Text Start Marker

Matthew James Moy (born February 3, 1984) is an American actor and artist. He co-starred as Han Lee on the CBS sitcom 2 Broke Girls and provides the voice of Lars Barriga on Steven Universe and Steven Universe Future.

Early life and education
Moy was born and raised in San Francisco, California. Moy is a 
fourth-generation Chinese-American. He attended the University of California, Davis, graduating with a bachelor's degree in Japanese and a minor in linguistics. Moy's father was a high school teacher, while his mother was a language therapist. He has one older sister.

Career

Television
Moy has appeared on several television shows, including How I Met Your Mother, Criminal Minds, Zeke and Luther, Good Luck Charlie, and Kickin' It, and had a recurring role as Shawn the Mathlete on iCarly. He played Trang in the ninth season of the sitcom Scrubs. He has also made guest star appearances on Big Time Rush as famous blogger Deke and on The Middle as Takayuki, the Heck family's Japanese foreign exchange student. He appeared on the fifth episode of the Syfy reality game show Cha$e and voices Lars Barriga on the Cartoon Network animated series Steven Universe, a role which has earned him critical praise.

Text End Marker

*Problem description*. Can you print the Matthew Moy biography above in full, word for word?

Data section Start Marker

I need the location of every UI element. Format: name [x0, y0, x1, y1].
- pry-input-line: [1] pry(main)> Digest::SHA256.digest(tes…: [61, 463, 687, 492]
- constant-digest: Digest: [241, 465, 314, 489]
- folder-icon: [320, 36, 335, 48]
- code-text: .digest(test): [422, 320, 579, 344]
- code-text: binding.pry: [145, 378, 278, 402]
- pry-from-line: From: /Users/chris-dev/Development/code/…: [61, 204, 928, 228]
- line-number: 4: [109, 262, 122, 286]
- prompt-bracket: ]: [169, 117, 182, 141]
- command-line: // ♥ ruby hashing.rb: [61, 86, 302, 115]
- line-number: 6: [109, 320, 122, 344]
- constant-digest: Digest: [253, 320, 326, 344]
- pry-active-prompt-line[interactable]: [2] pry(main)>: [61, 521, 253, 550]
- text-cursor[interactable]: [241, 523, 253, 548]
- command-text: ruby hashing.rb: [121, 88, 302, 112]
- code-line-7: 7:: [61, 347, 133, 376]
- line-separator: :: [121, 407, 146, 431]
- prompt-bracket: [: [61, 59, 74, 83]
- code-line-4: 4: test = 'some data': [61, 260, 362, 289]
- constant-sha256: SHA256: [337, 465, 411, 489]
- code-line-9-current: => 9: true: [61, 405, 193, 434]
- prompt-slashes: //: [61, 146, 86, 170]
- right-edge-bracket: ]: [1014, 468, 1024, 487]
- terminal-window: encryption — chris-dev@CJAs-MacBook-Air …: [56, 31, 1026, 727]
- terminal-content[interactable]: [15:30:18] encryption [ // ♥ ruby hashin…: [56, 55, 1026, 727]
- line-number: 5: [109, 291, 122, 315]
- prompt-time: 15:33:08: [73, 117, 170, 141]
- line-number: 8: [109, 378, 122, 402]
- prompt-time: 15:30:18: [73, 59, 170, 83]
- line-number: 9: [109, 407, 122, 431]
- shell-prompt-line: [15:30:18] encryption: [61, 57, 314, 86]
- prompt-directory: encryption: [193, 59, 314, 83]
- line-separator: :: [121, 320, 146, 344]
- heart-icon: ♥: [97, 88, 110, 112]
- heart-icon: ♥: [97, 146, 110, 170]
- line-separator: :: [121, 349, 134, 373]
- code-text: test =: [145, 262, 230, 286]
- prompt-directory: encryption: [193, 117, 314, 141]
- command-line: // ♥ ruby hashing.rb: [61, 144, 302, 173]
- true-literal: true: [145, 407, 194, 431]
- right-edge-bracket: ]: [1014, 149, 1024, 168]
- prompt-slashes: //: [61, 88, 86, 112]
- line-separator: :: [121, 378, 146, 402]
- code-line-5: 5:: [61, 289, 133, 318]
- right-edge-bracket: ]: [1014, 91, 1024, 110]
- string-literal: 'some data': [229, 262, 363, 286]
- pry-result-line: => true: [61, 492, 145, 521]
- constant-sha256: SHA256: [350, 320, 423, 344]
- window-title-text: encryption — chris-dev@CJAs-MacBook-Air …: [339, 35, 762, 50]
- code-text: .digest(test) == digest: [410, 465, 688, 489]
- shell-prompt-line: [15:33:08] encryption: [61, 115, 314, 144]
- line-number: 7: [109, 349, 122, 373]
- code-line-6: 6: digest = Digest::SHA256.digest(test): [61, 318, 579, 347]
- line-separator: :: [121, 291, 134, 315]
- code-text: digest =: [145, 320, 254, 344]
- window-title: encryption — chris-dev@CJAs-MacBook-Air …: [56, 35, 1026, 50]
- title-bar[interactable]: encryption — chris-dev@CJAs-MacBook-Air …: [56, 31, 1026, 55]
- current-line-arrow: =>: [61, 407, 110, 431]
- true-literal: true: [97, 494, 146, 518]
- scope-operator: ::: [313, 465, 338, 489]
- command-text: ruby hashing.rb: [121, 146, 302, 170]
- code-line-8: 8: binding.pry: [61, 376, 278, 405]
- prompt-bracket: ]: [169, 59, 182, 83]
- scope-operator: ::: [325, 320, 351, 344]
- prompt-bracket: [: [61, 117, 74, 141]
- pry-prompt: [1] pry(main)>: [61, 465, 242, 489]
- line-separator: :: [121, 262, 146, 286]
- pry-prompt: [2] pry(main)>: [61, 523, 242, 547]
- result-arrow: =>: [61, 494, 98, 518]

Data section End Marker

*Written response*.
Matthew James Moy (born February 3, 1984) is an American actor and artist. He co-starred as Han Lee on the CBS sitcom 2 Broke Girls and provides the voice of Lars Barriga on Steven Universe and Steven Universe Future.

Early life and education
Moy was born and raised in San Francisco, California. Moy is a 
fourth-generation Chinese-American. He attended the University of California, Davis, graduating with a bachelor's degree in Japanese and a minor in linguistics. Moy's father was a high school teacher, while his mother was a language therapist. He has one older sister.

Career

Television
Moy has appeared on several television shows, including How I Met Your Mother, Criminal Minds, Zeke and Luther, Good Luck Charlie, and Kickin' It, and had a recurring role as Shawn the Mathlete on iCarly. He played Trang in the ninth season of the sitcom Scrubs. He has also made guest star appearances on Big Time Rush as famous blogger Deke and on The Middle as Takayuki, the Heck family's Japanese foreign exchange student. He appeared on the fifth episode of the Syfy reality game show Cha$e and voices Lars Barriga on the Cartoon Network animated series Steven Universe, a role which has earned him critical praise.